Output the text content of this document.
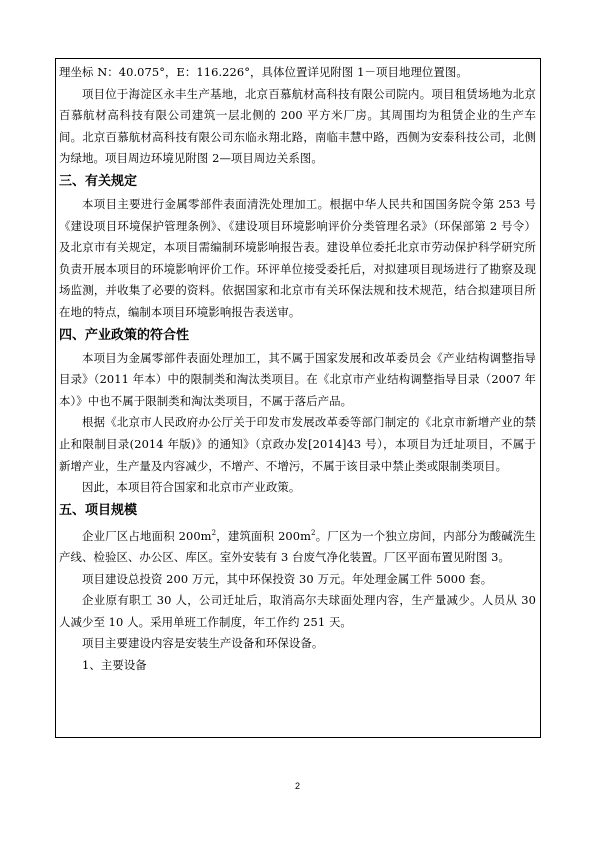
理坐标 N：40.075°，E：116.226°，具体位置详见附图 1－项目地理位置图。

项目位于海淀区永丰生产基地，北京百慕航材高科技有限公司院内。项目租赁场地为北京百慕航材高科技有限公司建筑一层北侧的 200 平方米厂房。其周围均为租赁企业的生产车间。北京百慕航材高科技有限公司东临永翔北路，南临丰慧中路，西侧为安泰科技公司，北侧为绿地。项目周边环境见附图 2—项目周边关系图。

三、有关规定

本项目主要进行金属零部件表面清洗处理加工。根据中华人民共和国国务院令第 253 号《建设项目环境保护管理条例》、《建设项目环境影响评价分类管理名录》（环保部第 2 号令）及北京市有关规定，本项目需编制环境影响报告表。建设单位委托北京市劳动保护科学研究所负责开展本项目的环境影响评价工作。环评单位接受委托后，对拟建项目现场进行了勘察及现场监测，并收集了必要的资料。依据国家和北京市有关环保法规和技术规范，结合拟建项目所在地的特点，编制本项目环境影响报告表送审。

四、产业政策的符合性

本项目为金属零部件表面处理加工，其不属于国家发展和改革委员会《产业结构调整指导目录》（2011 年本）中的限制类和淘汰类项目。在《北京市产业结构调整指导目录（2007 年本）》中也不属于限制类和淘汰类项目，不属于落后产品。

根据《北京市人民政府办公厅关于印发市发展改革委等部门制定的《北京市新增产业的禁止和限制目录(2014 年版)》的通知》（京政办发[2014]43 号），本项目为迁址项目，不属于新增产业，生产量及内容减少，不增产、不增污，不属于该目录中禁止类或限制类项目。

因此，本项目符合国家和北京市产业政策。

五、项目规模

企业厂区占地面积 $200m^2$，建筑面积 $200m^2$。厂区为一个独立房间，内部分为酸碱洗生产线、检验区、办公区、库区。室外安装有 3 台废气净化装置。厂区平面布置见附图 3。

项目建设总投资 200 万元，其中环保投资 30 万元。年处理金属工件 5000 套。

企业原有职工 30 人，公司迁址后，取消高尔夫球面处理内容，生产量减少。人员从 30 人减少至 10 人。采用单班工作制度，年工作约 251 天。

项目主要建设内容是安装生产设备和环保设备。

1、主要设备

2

⁂

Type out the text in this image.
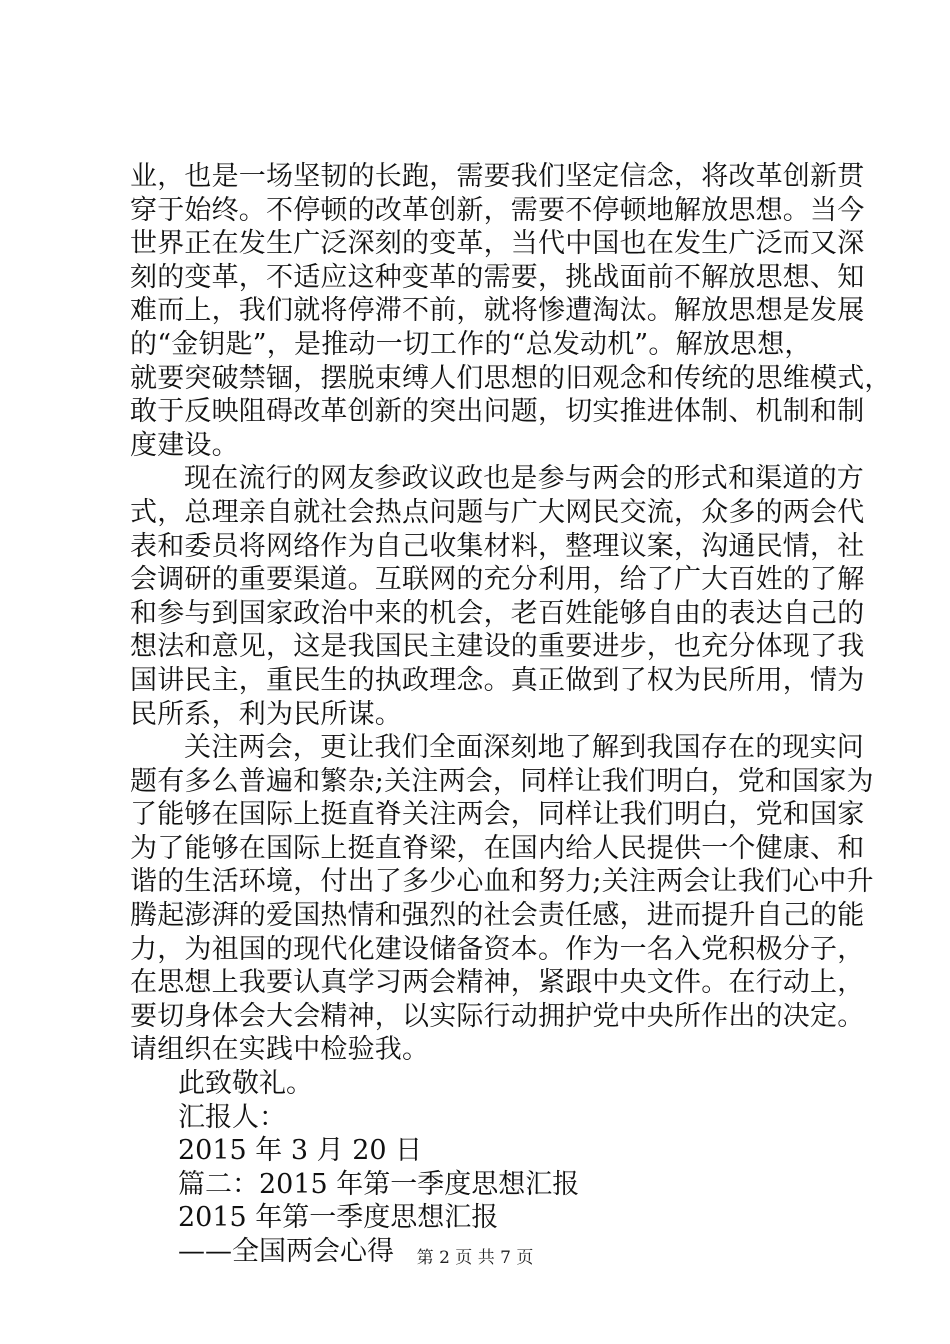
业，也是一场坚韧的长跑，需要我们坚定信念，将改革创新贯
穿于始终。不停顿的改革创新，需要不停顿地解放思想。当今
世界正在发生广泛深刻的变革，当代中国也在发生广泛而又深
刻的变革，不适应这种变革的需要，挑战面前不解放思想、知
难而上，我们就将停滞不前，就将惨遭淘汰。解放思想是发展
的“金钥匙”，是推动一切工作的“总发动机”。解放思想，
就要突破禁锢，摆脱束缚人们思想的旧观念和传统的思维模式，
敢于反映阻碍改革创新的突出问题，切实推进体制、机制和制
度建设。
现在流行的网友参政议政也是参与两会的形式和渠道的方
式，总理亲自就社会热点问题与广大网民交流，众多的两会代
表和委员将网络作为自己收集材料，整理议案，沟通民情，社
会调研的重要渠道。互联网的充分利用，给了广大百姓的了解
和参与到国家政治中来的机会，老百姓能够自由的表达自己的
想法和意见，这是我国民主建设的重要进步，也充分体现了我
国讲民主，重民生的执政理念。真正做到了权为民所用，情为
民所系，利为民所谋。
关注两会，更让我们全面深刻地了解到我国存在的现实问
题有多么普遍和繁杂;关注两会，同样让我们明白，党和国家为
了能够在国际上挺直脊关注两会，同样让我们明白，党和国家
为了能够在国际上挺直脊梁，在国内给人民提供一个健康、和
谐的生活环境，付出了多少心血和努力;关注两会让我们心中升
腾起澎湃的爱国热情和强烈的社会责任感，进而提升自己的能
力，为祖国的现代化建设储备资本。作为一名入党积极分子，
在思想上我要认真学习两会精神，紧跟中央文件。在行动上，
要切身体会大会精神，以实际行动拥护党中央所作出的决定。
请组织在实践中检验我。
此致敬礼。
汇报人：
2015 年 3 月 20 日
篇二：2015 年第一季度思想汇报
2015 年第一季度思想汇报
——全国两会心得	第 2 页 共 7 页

⁂

** EXERCISE DIRECTIONS **
Show all lines from the records above where the word "text" occurs.

** ANSWER TO THE EXERCISE **
Output the text content of this document.
Type out the text in this image.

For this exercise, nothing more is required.